  10. efilippi

    efilippi New Member

    Jul 24, 2001
    Wasn't the acid test whether it could run Flight Simulator?
  11. Polcamilla

    Polcamilla Still up here... TC Club

    Nov 7, 2001
    I don't think the label "PC" has any real-world relevance anymore, so I wouldn't even bother arguing the definition and explicitly stating which things are PCs and which aren't. At the end of the day, it doesn't really matter to the person using the tech.

    I do think we could make a distinction between on-board capability and networked capability (eg. smartphones that are bricks when they aren't able to connect to the network to supply content) but even that isn't terribly important in day-to-day usage.
  12. JYoung

    JYoung Series 3

    Jan 16, 2002
  13. jamesl

    jamesl Member

    Jul 12, 2012

    consoles (xbox, ps3) are not pcs
    macs are not pcs
    iPads and tablets are not pcs

    even though all of the above can play some sort of game, they are not pcs

    for it to be a pc you have to be able to order the parts and build it yourself,
    you have to be able to install Steam on it and play Diablo 2, Portal, Minecraft and a variety of mmos

    Macs are almost pcs, but not quite
  14. mattack

    mattack New Member

    Apr 9, 2001
    Uhh, what? Macs are x86/64 and can run BOTH 64 bit and 32 bit apps/frameworks. AFAIK, you have to purchase a separate version of Windows to do 64 bit.
  15. jsmeeker

    jsmeeker Vegas Boy TC Club

    Apr 2, 2001
    A Mac isn't a PC. It's a Mac. A PC runs something that isn't MacOS.
  16. AeneaGames

    AeneaGames Member

    May 2, 2009
    So a Mac running OSX is not a PC but a Mac running Linux or Windows is??? :confused:

    A PC in my eyes is any computer with a monitor, a keyboard, maybe a mouse that allows you to install several different OSes. I don't even care about the CPU type really.

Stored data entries
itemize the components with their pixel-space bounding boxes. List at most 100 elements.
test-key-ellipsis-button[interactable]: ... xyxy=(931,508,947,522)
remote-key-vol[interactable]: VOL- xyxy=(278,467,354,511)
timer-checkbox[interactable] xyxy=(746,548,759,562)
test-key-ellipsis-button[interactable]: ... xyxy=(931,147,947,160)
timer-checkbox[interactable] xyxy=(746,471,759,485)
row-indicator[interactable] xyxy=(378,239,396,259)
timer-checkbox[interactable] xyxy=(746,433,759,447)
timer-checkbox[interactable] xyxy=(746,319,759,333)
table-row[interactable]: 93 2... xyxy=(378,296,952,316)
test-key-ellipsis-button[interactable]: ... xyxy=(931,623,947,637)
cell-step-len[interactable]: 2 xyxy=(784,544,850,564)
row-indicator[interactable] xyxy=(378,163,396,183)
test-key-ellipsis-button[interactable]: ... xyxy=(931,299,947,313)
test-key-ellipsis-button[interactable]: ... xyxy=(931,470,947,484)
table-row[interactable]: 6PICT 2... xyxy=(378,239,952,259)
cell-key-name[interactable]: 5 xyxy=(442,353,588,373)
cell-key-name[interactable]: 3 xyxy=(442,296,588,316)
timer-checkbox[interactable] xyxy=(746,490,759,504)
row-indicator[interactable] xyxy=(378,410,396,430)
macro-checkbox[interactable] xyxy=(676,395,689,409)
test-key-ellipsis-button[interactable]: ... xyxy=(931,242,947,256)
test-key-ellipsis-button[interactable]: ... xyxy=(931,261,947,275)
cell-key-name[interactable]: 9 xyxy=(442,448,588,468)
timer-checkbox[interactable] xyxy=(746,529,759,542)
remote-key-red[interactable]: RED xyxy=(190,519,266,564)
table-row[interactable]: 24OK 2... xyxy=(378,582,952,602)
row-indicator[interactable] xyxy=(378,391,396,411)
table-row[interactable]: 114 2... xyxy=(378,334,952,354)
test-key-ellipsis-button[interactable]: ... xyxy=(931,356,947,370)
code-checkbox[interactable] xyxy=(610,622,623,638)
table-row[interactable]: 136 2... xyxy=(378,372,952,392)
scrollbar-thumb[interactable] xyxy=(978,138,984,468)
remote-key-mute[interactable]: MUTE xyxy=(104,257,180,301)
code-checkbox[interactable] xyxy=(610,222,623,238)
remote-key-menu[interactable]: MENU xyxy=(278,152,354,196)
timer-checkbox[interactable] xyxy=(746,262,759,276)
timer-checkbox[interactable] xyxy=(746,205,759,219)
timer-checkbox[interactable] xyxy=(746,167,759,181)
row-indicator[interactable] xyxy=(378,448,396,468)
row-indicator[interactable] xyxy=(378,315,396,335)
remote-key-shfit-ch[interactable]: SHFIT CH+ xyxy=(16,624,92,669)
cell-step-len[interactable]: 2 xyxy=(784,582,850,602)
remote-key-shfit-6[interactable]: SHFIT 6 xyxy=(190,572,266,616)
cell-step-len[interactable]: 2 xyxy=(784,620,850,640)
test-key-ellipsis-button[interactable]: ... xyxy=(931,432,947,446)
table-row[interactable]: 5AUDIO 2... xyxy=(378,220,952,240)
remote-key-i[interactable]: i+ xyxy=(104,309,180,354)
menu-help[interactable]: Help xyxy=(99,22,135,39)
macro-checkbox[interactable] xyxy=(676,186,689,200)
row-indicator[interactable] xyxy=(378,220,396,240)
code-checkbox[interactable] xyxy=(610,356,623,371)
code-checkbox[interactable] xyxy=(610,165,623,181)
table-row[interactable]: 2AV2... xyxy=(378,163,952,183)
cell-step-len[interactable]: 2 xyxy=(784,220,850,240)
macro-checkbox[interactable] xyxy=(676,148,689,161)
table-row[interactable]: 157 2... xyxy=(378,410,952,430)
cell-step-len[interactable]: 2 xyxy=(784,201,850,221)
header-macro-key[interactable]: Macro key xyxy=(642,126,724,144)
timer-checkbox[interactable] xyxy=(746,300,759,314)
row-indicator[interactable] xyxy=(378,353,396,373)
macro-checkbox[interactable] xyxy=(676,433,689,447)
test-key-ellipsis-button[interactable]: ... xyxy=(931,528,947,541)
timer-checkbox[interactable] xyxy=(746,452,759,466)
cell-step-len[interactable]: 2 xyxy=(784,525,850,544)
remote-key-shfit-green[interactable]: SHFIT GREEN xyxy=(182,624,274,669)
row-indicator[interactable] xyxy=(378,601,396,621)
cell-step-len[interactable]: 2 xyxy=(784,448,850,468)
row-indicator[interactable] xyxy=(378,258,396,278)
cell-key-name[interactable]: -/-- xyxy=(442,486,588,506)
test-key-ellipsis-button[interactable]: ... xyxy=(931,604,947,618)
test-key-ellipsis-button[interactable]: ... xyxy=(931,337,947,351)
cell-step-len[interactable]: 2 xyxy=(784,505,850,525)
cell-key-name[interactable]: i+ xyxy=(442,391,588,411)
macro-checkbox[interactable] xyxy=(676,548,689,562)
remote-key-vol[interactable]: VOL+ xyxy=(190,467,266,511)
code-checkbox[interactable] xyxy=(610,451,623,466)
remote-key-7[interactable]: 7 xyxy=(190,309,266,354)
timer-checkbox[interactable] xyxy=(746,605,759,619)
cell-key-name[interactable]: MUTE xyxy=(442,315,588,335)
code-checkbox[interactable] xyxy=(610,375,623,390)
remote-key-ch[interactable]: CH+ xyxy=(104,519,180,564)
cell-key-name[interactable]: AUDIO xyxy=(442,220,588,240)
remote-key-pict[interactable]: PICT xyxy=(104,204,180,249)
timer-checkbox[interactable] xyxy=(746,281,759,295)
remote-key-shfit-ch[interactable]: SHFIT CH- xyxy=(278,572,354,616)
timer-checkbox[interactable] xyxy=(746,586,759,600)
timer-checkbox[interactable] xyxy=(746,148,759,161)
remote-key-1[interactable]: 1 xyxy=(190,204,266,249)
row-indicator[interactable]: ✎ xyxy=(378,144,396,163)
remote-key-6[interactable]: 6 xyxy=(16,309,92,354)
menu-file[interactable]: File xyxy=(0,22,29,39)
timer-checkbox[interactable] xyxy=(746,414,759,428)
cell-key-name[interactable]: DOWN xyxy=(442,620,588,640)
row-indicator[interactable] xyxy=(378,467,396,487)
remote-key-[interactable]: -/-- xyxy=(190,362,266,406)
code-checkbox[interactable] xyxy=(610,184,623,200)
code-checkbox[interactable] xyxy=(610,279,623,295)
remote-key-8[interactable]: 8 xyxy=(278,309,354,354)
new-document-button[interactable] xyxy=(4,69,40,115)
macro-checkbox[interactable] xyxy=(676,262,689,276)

- Exercise details -
Can you quote the entire forum discussion above about what counts as a PC, word for word?

- Task answer -
  10. efilippi

    efilippi New Member

    Jul 24, 2001
    Wasn't the acid test whether it could run Flight Simulator?
  11. Polcamilla

    Polcamilla Still up here... TC Club

    Nov 7, 2001
    I don't think the label "PC" has any real-world relevance anymore, so I wouldn't even bother arguing the definition and explicitly stating which things are PCs and which aren't. At the end of the day, it doesn't really matter to the person using the tech.

    I do think we could make a distinction between on-board capability and networked capability (eg. smartphones that are bricks when they aren't able to connect to the network to supply content) but even that isn't terribly important in day-to-day usage.
  12. JYoung

    JYoung Series 3

    Jan 16, 2002
  13. jamesl

    jamesl Member

    Jul 12, 2012

    consoles (xbox, ps3) are not pcs
    macs are not pcs
    iPads and tablets are not pcs

    even though all of the above can play some sort of game, they are not pcs

    for it to be a pc you have to be able to order the parts and build it yourself,
    you have to be able to install Steam on it and play Diablo 2, Portal, Minecraft and a variety of mmos

    Macs are almost pcs, but not quite
  14. mattack

    mattack New Member

    Apr 9, 2001
    Uhh, what? Macs are x86/64 and can run BOTH 64 bit and 32 bit apps/frameworks. AFAIK, you have to purchase a separate version of Windows to do 64 bit.
  15. jsmeeker

    jsmeeker Vegas Boy TC Club

    Apr 2, 2001
    A Mac isn't a PC. It's a Mac. A PC runs something that isn't MacOS.
  16. AeneaGames

    AeneaGames Member

    May 2, 2009
    So a Mac running OSX is not a PC but a Mac running Linux or Windows is??? :confused:

    A PC in my eyes is any computer with a monitor, a keyboard, maybe a mouse that allows you to install several different OSes. I don't even care about the CPU type really.